■ **Request**
All of the records listed below should be retyped exactly.

--- start of Data for this task ---

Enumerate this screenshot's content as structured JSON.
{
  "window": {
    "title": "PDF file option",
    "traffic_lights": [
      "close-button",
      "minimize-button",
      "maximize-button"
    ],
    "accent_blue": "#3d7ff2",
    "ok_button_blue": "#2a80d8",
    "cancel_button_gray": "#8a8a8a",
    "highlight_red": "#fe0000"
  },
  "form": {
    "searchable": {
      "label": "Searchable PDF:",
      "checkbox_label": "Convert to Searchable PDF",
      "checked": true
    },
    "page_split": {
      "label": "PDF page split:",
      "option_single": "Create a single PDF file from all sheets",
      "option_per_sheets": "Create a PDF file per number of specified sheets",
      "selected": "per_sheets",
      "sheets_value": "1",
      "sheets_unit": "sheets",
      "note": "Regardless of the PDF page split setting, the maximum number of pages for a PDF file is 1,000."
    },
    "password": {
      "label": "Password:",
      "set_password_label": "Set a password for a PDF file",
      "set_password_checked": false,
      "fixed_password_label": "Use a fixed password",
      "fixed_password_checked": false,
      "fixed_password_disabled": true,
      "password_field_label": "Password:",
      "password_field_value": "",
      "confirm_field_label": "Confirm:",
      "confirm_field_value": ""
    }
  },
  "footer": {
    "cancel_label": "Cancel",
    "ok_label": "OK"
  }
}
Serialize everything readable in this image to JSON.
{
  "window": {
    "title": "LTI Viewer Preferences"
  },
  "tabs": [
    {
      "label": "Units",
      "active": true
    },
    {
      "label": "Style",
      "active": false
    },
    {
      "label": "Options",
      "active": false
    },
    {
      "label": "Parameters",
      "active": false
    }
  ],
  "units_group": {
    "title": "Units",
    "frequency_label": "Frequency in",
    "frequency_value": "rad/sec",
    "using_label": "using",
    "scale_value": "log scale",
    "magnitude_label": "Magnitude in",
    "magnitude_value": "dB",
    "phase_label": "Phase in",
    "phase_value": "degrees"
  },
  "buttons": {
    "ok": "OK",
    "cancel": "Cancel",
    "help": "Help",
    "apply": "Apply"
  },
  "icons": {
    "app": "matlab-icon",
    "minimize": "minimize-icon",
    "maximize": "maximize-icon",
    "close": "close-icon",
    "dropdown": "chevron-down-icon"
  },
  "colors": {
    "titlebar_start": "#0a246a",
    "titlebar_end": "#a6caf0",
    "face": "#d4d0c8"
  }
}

--- end of Data for this task ---

■ **Exercise solution**
Enumerate this screenshot's content as structured JSON.
{
  "window": {
    "title": "PDF file option",
    "traffic_lights": [
      "close-button",
      "minimize-button",
      "maximize-button"
    ],
    "accent_blue": "#3d7ff2",
    "ok_button_blue": "#2a80d8",
    "cancel_button_gray": "#8a8a8a",
    "highlight_red": "#fe0000"
  },
  "form": {
    "searchable": {
      "label": "Searchable PDF:",
      "checkbox_label": "Convert to Searchable PDF",
      "checked": true
    },
    "page_split": {
      "label": "PDF page split:",
      "option_single": "Create a single PDF file from all sheets",
      "option_per_sheets": "Create a PDF file per number of specified sheets",
      "selected": "per_sheets",
      "sheets_value": "1",
      "sheets_unit": "sheets",
      "note": "Regardless of the PDF page split setting, the maximum number of pages for a PDF file is 1,000."
    },
    "password": {
      "label": "Password:",
      "set_password_label": "Set a password for a PDF file",
      "set_password_checked": false,
      "fixed_password_label": "Use a fixed password",
      "fixed_password_checked": false,
      "fixed_password_disabled": true,
      "password_field_label": "Password:",
      "password_field_value": "",
      "confirm_field_label": "Confirm:",
      "confirm_field_value": ""
    }
  },
  "footer": {
    "cancel_label": "Cancel",
    "ok_label": "OK"
  }
}
Serialize everything readable in this image to JSON.
{
  "window": {
    "title": "LTI Viewer Preferences"
  },
  "tabs": [
    {
      "label": "Units",
      "active": true
    },
    {
      "label": "Style",
      "active": false
    },
    {
      "label": "Options",
      "active": false
    },
    {
      "label": "Parameters",
      "active": false
    }
  ],
  "units_group": {
    "title": "Units",
    "frequency_label": "Frequency in",
    "frequency_value": "rad/sec",
    "using_label": "using",
    "scale_value": "log scale",
    "magnitude_label": "Magnitude in",
    "magnitude_value": "dB",
    "phase_label": "Phase in",
    "phase_value": "degrees"
  },
  "buttons": {
    "ok": "OK",
    "cancel": "Cancel",
    "help": "Help",
    "apply": "Apply"
  },
  "icons": {
    "app": "matlab-icon",
    "minimize": "minimize-icon",
    "maximize": "maximize-icon",
    "close": "close-icon",
    "dropdown": "chevron-down-icon"
  },
  "colors": {
    "titlebar_start": "#0a246a",
    "titlebar_end": "#a6caf0",
    "face": "#d4d0c8"
  }
}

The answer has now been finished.